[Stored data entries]
- - - - -

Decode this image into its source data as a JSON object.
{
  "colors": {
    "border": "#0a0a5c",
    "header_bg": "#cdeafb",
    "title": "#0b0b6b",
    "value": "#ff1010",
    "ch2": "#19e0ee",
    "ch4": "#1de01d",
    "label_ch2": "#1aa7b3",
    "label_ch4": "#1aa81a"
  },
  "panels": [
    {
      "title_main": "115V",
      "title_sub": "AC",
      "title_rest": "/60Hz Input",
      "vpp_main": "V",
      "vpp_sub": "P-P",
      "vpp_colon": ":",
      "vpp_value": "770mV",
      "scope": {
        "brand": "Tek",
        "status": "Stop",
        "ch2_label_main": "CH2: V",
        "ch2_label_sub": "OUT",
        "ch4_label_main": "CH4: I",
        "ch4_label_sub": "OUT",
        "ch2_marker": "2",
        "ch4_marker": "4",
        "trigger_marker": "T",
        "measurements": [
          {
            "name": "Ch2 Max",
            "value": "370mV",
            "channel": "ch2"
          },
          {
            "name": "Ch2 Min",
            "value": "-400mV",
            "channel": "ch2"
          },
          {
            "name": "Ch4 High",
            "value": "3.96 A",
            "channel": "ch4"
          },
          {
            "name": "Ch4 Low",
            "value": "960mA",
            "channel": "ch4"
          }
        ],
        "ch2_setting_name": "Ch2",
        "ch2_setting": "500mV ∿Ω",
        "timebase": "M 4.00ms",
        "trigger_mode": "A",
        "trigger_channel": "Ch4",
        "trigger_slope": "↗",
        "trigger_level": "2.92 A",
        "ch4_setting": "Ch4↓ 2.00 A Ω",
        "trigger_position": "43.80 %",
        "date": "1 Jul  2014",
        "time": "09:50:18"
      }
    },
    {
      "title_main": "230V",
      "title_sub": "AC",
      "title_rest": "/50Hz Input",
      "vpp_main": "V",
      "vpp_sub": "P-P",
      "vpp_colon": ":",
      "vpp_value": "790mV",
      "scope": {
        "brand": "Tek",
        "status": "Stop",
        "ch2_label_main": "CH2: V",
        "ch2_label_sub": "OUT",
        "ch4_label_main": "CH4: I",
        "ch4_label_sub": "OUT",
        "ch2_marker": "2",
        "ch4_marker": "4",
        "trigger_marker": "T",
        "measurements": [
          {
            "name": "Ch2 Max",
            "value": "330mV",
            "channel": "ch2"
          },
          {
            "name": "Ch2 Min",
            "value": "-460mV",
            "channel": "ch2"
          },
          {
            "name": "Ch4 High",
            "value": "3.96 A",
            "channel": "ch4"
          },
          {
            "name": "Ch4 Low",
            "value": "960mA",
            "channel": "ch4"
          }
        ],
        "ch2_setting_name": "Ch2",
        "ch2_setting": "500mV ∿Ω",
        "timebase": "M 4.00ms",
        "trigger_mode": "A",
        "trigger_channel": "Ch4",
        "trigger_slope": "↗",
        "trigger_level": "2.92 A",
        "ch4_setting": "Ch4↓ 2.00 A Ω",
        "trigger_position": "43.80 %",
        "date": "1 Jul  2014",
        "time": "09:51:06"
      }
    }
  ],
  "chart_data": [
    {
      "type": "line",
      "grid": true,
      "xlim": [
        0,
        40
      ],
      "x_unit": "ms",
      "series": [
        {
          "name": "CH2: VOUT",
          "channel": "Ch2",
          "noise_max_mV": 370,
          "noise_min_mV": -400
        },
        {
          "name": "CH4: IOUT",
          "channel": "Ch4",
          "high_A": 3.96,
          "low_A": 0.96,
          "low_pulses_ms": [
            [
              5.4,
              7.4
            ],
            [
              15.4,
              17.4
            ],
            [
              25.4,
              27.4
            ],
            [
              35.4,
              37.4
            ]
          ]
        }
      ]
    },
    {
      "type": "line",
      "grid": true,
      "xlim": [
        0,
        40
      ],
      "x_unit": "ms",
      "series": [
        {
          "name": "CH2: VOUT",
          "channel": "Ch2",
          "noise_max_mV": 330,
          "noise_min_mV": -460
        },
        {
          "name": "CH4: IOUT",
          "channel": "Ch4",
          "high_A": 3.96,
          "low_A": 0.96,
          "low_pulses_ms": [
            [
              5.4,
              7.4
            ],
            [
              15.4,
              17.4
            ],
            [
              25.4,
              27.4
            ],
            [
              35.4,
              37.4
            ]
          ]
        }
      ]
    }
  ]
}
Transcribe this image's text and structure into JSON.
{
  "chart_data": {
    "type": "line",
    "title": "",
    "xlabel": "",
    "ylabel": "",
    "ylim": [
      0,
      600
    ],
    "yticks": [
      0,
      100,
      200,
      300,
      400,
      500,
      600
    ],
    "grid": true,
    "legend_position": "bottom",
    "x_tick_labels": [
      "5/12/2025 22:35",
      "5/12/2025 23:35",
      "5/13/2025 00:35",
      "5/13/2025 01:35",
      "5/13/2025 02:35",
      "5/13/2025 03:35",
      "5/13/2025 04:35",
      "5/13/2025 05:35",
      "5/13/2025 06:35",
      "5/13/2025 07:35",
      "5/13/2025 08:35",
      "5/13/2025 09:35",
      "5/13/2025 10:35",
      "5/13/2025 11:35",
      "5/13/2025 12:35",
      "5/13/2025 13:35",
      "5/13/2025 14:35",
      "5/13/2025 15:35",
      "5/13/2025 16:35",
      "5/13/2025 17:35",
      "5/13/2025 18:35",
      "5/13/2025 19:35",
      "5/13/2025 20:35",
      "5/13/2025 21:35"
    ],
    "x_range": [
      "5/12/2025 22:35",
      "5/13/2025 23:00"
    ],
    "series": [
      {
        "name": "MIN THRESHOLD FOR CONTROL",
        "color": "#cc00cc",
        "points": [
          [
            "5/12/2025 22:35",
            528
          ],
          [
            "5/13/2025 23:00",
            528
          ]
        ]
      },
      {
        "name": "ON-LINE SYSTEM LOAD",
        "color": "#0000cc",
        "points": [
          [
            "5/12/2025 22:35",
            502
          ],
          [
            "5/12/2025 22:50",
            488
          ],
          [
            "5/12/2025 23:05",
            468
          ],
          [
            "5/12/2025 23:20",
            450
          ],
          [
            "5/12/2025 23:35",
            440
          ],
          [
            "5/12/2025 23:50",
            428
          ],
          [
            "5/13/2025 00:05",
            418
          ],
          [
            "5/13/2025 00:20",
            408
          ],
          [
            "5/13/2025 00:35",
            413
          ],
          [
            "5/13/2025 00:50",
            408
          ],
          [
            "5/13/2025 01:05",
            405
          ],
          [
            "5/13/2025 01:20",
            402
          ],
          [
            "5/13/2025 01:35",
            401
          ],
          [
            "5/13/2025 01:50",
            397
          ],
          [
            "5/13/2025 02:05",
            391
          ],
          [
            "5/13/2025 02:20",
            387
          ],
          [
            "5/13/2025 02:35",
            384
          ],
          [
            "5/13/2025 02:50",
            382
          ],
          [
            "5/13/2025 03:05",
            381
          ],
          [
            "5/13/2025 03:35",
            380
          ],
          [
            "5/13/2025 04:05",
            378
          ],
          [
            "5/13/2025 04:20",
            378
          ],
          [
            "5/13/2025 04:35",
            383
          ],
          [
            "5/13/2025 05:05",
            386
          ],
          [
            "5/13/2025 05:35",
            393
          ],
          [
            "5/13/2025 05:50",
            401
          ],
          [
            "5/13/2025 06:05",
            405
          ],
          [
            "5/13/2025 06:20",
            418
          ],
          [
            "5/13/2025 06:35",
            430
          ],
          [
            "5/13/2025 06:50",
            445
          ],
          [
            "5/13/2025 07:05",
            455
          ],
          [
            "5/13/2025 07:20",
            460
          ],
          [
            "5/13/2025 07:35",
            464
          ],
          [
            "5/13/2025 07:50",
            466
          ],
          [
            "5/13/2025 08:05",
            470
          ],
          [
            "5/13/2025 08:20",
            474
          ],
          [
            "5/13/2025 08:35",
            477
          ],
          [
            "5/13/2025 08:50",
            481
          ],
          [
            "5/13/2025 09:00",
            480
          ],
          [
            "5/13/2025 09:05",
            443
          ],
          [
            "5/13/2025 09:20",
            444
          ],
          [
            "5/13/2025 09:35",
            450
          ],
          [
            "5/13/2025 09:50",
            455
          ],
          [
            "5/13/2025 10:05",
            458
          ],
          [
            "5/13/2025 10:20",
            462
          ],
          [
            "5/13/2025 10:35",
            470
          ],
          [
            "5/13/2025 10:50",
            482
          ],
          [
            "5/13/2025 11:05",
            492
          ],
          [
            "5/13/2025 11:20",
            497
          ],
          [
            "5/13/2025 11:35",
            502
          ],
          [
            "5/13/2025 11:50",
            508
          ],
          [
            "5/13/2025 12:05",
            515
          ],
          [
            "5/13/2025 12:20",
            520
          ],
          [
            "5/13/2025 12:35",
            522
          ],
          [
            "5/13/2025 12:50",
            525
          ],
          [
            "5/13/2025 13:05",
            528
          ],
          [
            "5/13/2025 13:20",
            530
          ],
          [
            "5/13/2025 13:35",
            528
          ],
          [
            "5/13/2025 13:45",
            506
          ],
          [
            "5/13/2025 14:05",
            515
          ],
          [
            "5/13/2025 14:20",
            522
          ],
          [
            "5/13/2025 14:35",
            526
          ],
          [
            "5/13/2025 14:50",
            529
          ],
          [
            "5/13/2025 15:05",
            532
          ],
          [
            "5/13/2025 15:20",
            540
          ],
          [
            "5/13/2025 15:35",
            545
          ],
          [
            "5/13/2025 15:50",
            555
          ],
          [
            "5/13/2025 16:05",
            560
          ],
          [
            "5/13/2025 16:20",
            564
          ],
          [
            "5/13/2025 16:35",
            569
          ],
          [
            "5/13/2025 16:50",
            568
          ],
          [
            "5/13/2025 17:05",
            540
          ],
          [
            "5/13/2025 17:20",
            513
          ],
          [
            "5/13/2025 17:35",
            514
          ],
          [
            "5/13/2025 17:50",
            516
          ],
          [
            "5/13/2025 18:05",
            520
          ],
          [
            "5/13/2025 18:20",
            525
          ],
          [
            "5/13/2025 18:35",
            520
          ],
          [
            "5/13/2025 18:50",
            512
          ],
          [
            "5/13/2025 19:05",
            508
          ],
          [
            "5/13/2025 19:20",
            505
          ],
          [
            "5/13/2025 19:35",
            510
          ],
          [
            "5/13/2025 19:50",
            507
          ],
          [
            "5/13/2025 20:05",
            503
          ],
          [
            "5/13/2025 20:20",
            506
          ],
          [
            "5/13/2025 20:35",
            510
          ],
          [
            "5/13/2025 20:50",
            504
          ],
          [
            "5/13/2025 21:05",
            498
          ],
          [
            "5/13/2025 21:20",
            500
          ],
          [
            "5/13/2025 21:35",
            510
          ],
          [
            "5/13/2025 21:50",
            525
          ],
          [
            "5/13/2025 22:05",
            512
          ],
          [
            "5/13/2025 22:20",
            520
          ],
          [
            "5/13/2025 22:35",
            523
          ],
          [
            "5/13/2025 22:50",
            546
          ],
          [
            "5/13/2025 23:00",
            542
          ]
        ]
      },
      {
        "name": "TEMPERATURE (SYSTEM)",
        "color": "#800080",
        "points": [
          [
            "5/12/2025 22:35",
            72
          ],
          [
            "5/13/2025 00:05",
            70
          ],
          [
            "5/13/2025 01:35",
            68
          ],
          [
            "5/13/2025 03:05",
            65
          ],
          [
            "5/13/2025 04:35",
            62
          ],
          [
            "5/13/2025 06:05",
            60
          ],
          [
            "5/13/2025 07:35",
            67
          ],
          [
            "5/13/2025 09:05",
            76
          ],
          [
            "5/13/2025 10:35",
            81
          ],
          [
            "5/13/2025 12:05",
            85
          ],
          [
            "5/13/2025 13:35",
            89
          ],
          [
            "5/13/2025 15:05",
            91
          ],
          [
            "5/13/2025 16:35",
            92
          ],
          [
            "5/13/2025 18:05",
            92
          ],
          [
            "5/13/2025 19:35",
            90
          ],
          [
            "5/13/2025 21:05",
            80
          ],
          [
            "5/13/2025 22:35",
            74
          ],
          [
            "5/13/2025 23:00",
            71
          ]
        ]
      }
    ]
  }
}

- - - - -

• _WHAT YOU HAVE TO DO_: Your answer should be a single number: how many lines in the data above include "JSON"?

• _RESPONSE_: 2